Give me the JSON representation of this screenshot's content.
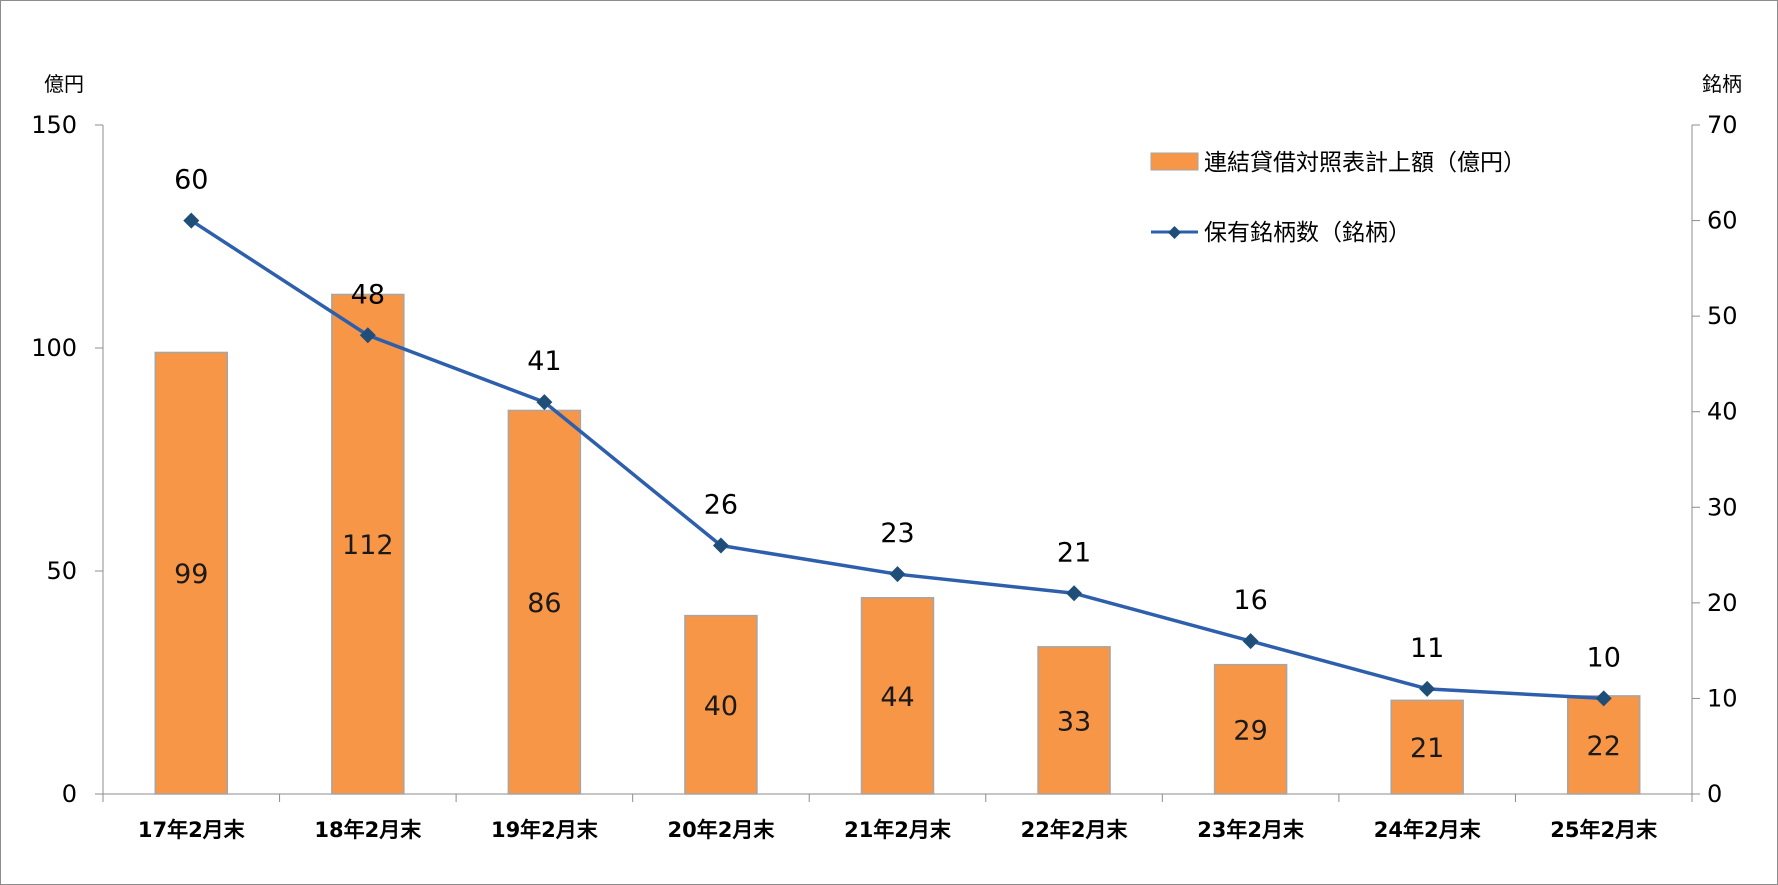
{
  "chart_data": {
    "type": "bar",
    "title": "",
    "left_axis_unit": "億円",
    "right_axis_unit": "銘柄",
    "categories": [
      "17年2月末",
      "18年2月末",
      "19年2月末",
      "20年2月末",
      "21年2月末",
      "22年2月末",
      "23年2月末",
      "24年2月末",
      "25年2月末"
    ],
    "ylim": [
      0,
      150
    ],
    "y_ticks": [
      0,
      50,
      100,
      150
    ],
    "y2lim": [
      0,
      70
    ],
    "y2_ticks": [
      0,
      10,
      20,
      30,
      40,
      50,
      60,
      70
    ],
    "series": [
      {
        "name": "連結貸借対照表計上額（億円）",
        "type": "bar",
        "axis": "left",
        "values": [
          99,
          112,
          86,
          40,
          44,
          33,
          29,
          21,
          22
        ],
        "color": "#f79646",
        "edge_color": "#a6a6a6"
      },
      {
        "name": "保有銘柄数（銘柄）",
        "type": "line",
        "axis": "right",
        "values": [
          60,
          48,
          41,
          26,
          23,
          21,
          16,
          11,
          10
        ],
        "color": "#2e5fac",
        "marker": "diamond",
        "marker_color": "#1f4e79"
      }
    ],
    "grid": false,
    "legend_position": "top-right"
  }
}
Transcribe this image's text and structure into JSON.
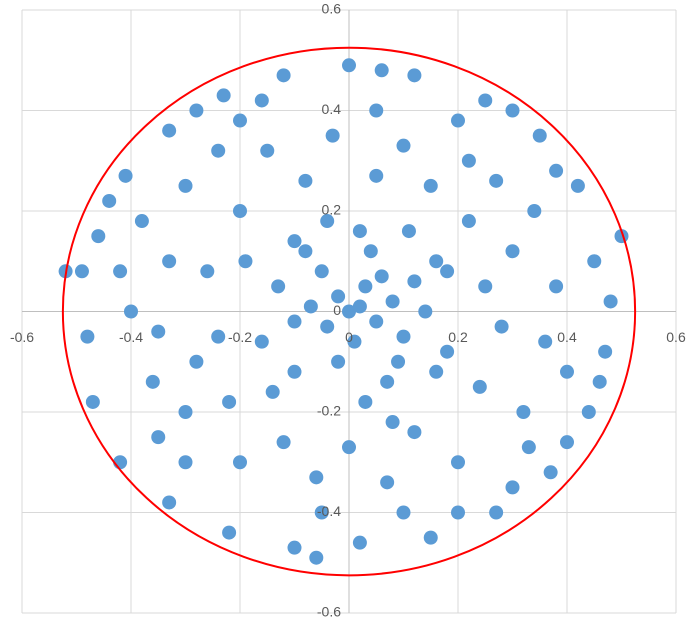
{
  "chart_data": {
    "type": "scatter",
    "xlim": [
      -0.6,
      0.6
    ],
    "ylim": [
      -0.6,
      0.6
    ],
    "xticks": [
      -0.6,
      -0.4,
      -0.2,
      0,
      0.2,
      0.4,
      0.6
    ],
    "yticks": [
      -0.6,
      -0.4,
      -0.2,
      0,
      0.2,
      0.4,
      0.6
    ],
    "grid": true,
    "circle": {
      "radius": 0.525,
      "color": "#ff0000"
    },
    "series": [
      {
        "color": "#5b9bd5",
        "x": [
          0,
          0.02,
          -0.02,
          0.05,
          0.03,
          -0.04,
          0.08,
          0.06,
          -0.07,
          0.01,
          0.1,
          -0.05,
          0.12,
          -0.1,
          0.04,
          -0.02,
          0.09,
          -0.08,
          0.14,
          -0.13,
          0.02,
          0.07,
          -0.1,
          0.16,
          -0.16,
          0.11,
          -0.04,
          0.03,
          0.18,
          -0.19,
          0.25,
          0.22,
          0.15,
          0.05,
          -0.08,
          -0.2,
          -0.26,
          -0.24,
          -0.22,
          -0.12,
          0,
          0.12,
          0.24,
          0.28,
          0.3,
          0.27,
          0.1,
          -0.03,
          -0.15,
          -0.3,
          -0.33,
          -0.35,
          -0.3,
          -0.2,
          -0.06,
          0.07,
          0.2,
          0.32,
          0.36,
          0.34,
          0.45,
          0.42,
          0.35,
          0.25,
          0.12,
          0,
          -0.12,
          -0.23,
          -0.33,
          -0.41,
          -0.46,
          -0.49,
          -0.48,
          -0.47,
          -0.42,
          -0.33,
          -0.22,
          -0.1,
          0.02,
          0.15,
          0.27,
          0.37,
          0.44,
          0.47,
          0.48,
          0.46,
          -0.44,
          0.06,
          -0.06,
          0.4,
          0.38,
          -0.4,
          0.2,
          -0.2,
          0.3,
          -0.3,
          0.18,
          -0.1,
          0.08,
          -0.14,
          0.38,
          -0.38,
          -0.36,
          0.4,
          0.2,
          -0.16,
          0.16,
          -0.28,
          0.22,
          -0.24,
          -0.42,
          0.5,
          -0.52,
          0.05,
          -0.05,
          0.3,
          -0.28,
          0.1,
          -0.35,
          0.33
        ],
        "y": [
          0,
          0.01,
          0.03,
          -0.02,
          0.05,
          -0.03,
          0.02,
          0.07,
          0.01,
          -0.06,
          -0.05,
          0.08,
          0.06,
          -0.02,
          0.12,
          -0.1,
          -0.1,
          0.12,
          0,
          0.05,
          0.16,
          -0.14,
          -0.12,
          0.1,
          -0.06,
          0.16,
          0.18,
          -0.18,
          -0.08,
          0.1,
          0.05,
          0.18,
          0.25,
          0.27,
          0.26,
          0.2,
          0.08,
          -0.05,
          -0.18,
          -0.26,
          -0.27,
          -0.24,
          -0.15,
          -0.03,
          0.12,
          0.26,
          0.33,
          0.35,
          0.32,
          0.25,
          0.1,
          -0.04,
          -0.2,
          -0.3,
          -0.33,
          -0.34,
          -0.3,
          -0.2,
          -0.06,
          0.2,
          0.1,
          0.25,
          0.35,
          0.42,
          0.47,
          0.49,
          0.47,
          0.43,
          0.36,
          0.27,
          0.15,
          0.08,
          -0.05,
          -0.18,
          -0.3,
          -0.38,
          -0.44,
          -0.47,
          -0.46,
          -0.45,
          -0.4,
          -0.32,
          -0.2,
          -0.08,
          0.02,
          -0.14,
          0.22,
          0.48,
          -0.49,
          -0.26,
          0.05,
          0,
          0.38,
          0.38,
          -0.35,
          -0.3,
          0.08,
          0.14,
          -0.22,
          -0.16,
          0.28,
          0.18,
          -0.14,
          -0.12,
          -0.4,
          0.42,
          -0.12,
          -0.1,
          0.3,
          0.32,
          0.08,
          0.15,
          0.08,
          0.4,
          -0.4,
          0.4,
          0.4,
          -0.4,
          -0.25,
          -0.27
        ]
      }
    ]
  }
}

==*==

PROBLEM REQUIREMENTS:
Copy every line above that includes the string "this".

THE COMPLETED TASK:
Give me the JSON representation of this screenshot's content.
Transcribe this image's text and structure into JSON.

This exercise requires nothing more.